» Given records:
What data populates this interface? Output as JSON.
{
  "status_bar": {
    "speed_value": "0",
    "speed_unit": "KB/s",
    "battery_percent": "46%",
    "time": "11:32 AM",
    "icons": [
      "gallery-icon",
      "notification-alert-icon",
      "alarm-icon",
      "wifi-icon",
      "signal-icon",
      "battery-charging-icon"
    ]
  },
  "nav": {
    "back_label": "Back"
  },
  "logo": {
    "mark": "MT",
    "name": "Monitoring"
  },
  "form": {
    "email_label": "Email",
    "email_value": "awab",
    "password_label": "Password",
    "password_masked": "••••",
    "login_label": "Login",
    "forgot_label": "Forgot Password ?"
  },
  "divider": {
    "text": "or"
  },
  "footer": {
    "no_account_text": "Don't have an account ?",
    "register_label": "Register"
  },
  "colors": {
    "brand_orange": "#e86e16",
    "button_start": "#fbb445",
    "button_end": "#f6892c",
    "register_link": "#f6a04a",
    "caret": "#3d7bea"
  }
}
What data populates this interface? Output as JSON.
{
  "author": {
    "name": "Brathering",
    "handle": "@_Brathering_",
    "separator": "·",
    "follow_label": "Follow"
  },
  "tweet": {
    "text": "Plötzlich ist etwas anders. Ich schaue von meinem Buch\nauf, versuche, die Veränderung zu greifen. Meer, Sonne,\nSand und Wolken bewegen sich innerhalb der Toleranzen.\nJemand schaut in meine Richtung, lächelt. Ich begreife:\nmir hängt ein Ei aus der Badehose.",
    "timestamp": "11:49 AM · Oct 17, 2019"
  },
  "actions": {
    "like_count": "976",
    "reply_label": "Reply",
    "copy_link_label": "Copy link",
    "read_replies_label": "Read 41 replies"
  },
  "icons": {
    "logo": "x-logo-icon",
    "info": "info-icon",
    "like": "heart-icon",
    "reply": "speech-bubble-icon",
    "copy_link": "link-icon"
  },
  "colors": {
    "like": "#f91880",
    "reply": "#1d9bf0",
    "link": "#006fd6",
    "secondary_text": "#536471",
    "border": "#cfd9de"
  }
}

» Exercise objective: Write out the entries above word for word.

» Expected answer:
What data populates this interface? Output as JSON.
{
  "status_bar": {
    "speed_value": "0",
    "speed_unit": "KB/s",
    "battery_percent": "46%",
    "time": "11:32 AM",
    "icons": [
      "gallery-icon",
      "notification-alert-icon",
      "alarm-icon",
      "wifi-icon",
      "signal-icon",
      "battery-charging-icon"
    ]
  },
  "nav": {
    "back_label": "Back"
  },
  "logo": {
    "mark": "MT",
    "name": "Monitoring"
  },
  "form": {
    "email_label": "Email",
    "email_value": "awab",
    "password_label": "Password",
    "password_masked": "••••",
    "login_label": "Login",
    "forgot_label": "Forgot Password ?"
  },
  "divider": {
    "text": "or"
  },
  "footer": {
    "no_account_text": "Don't have an account ?",
    "register_label": "Register"
  },
  "colors": {
    "brand_orange": "#e86e16",
    "button_start": "#fbb445",
    "button_end": "#f6892c",
    "register_link": "#f6a04a",
    "caret": "#3d7bea"
  }
}
What data populates this interface? Output as JSON.
{
  "author": {
    "name": "Brathering",
    "handle": "@_Brathering_",
    "separator": "·",
    "follow_label": "Follow"
  },
  "tweet": {
    "text": "Plötzlich ist etwas anders. Ich schaue von meinem Buch\nauf, versuche, die Veränderung zu greifen. Meer, Sonne,\nSand und Wolken bewegen sich innerhalb der Toleranzen.\nJemand schaut in meine Richtung, lächelt. Ich begreife:\nmir hängt ein Ei aus der Badehose.",
    "timestamp": "11:49 AM · Oct 17, 2019"
  },
  "actions": {
    "like_count": "976",
    "reply_label": "Reply",
    "copy_link_label": "Copy link",
    "read_replies_label": "Read 41 replies"
  },
  "icons": {
    "logo": "x-logo-icon",
    "info": "info-icon",
    "like": "heart-icon",
    "reply": "speech-bubble-icon",
    "copy_link": "link-icon"
  },
  "colors": {
    "like": "#f91880",
    "reply": "#1d9bf0",
    "link": "#006fd6",
    "secondary_text": "#536471",
    "border": "#cfd9de"
  }
}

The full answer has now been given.